### [Stated problem]
Locate the string "Lạng" throughout the material and copy every line in which it occurs.

### [Task data]

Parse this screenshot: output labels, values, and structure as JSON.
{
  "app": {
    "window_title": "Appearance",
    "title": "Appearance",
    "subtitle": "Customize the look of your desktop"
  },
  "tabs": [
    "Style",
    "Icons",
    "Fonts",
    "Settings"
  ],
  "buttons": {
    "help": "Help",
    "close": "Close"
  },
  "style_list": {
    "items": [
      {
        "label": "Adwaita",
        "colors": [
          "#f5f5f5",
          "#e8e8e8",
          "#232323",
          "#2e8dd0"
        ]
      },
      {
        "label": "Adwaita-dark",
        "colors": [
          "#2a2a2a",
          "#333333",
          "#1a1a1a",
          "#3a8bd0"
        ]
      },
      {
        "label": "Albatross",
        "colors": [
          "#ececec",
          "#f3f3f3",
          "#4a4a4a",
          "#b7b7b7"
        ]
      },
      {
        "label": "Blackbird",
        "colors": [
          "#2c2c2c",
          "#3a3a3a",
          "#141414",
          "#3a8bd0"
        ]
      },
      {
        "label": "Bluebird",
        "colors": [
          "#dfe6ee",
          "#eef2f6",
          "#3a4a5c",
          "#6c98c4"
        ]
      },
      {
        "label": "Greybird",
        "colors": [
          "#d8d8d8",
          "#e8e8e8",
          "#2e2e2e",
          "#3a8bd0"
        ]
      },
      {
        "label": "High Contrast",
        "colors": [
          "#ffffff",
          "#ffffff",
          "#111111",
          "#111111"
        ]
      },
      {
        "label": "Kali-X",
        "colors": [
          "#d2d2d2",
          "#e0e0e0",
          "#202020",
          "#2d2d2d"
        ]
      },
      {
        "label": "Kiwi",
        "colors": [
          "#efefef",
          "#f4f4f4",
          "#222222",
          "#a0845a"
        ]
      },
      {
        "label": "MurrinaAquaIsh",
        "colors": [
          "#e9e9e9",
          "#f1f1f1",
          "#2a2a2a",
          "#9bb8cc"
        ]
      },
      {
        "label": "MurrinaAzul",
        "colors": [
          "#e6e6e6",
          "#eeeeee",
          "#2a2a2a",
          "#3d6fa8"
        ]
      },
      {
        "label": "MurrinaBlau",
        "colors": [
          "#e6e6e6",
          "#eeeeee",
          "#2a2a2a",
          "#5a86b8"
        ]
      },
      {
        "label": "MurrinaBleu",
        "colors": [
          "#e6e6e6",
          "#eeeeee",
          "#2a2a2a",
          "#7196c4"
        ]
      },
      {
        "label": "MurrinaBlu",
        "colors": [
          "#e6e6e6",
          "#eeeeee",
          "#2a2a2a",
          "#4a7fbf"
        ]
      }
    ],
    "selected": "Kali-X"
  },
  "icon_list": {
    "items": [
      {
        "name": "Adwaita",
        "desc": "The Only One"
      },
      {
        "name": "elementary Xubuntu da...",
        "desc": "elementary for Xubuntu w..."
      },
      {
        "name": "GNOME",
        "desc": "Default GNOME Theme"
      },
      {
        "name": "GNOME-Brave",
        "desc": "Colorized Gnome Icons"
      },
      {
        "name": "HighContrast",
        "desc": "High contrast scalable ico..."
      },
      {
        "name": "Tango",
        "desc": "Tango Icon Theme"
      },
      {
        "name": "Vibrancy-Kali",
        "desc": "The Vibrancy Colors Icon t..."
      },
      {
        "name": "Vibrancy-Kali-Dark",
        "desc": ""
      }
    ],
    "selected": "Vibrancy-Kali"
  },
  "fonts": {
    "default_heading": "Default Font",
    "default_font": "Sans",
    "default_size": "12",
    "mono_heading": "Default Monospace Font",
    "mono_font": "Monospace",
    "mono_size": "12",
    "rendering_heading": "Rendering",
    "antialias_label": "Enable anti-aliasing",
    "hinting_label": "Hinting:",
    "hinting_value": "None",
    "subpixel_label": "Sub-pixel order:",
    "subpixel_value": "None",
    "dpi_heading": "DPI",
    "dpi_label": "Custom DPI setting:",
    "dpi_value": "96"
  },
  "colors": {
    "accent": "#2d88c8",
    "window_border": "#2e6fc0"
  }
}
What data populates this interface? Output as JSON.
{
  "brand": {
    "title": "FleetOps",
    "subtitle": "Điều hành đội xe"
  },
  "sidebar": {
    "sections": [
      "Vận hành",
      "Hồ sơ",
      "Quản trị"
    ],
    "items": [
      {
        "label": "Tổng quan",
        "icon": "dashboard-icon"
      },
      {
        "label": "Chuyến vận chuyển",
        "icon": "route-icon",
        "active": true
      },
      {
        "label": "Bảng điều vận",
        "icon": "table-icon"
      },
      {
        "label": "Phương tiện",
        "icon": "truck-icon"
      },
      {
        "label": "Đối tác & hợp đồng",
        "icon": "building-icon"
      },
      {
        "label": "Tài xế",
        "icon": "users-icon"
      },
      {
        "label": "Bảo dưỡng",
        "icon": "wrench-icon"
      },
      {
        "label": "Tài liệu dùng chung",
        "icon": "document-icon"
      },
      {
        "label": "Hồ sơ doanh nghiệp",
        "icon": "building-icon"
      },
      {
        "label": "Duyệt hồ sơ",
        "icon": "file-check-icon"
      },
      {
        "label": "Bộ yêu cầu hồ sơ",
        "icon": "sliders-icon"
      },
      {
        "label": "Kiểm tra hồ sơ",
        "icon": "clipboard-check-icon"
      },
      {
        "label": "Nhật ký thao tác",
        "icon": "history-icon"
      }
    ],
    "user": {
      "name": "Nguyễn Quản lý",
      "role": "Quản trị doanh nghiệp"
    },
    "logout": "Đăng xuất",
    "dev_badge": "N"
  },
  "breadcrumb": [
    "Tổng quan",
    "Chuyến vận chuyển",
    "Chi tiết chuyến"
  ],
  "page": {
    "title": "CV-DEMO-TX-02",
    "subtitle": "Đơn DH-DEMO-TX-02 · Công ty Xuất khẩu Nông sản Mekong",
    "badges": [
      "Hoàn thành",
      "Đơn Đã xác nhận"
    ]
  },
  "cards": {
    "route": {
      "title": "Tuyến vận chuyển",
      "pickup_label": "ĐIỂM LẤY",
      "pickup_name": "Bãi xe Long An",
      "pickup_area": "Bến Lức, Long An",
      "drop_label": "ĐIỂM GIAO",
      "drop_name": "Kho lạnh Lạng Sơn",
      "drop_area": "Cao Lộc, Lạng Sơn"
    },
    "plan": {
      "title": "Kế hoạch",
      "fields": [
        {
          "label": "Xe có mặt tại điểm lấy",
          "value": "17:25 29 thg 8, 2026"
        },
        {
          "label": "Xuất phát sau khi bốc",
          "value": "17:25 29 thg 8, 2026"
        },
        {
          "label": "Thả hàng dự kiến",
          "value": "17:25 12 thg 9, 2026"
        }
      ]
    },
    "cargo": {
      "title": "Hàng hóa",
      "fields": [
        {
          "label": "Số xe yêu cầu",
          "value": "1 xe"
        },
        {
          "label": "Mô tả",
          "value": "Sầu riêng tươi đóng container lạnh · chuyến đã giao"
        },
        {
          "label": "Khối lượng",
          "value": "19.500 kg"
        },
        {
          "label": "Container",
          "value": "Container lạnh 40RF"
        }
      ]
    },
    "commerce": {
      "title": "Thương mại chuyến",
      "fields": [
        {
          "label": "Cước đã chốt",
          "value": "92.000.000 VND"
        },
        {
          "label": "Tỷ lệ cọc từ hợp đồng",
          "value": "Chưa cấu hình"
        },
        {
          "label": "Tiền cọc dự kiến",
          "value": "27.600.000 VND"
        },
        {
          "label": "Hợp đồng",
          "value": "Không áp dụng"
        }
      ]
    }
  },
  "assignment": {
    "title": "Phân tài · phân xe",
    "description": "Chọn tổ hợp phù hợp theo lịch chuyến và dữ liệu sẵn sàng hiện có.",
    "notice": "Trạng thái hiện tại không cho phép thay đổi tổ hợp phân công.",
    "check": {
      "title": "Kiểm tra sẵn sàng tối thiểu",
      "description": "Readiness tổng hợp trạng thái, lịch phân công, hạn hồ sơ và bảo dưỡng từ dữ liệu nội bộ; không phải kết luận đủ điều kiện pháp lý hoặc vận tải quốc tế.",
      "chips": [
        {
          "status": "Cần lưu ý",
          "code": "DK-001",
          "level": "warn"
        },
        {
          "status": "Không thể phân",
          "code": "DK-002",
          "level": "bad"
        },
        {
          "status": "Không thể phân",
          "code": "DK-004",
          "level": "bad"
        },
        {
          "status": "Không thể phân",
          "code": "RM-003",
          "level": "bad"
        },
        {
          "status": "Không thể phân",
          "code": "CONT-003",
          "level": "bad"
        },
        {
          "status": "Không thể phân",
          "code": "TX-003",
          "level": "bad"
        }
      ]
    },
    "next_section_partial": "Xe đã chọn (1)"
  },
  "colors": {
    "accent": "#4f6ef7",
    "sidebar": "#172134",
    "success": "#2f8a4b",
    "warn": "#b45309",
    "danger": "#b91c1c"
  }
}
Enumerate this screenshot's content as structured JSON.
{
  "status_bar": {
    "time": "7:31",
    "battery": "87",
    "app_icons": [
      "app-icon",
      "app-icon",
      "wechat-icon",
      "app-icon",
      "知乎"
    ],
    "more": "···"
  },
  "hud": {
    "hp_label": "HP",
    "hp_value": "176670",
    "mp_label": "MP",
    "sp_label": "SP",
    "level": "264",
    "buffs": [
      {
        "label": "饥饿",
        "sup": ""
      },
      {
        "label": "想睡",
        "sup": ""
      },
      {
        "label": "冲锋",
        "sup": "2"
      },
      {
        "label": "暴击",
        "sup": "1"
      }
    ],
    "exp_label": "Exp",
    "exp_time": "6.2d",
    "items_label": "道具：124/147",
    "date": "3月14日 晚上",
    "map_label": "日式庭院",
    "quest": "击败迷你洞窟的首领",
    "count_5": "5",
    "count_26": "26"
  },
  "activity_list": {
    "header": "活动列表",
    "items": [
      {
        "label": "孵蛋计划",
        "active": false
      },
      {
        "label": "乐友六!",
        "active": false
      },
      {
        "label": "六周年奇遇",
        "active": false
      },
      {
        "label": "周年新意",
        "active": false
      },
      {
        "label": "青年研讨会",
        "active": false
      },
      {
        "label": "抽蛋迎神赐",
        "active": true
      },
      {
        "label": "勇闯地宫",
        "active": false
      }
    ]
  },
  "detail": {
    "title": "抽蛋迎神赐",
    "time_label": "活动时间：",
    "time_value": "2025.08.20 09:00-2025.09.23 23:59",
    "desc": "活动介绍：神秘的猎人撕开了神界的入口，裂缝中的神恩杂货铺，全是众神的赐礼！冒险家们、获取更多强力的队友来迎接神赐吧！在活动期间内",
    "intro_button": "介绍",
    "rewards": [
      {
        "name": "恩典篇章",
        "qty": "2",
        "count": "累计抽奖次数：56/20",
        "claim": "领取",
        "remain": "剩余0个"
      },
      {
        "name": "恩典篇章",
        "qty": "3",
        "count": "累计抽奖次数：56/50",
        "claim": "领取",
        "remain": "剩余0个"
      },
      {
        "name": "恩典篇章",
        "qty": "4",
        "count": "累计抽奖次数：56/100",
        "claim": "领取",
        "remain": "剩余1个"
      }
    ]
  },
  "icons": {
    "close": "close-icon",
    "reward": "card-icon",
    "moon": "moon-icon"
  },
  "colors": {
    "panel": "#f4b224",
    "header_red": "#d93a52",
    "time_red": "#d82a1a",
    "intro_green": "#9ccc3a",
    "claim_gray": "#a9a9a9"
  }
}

### [Reply]
      "drop_name": "Kho lạnh Lạng Sơn",
      "drop_area": "Cao Lộc, Lạng Sơn"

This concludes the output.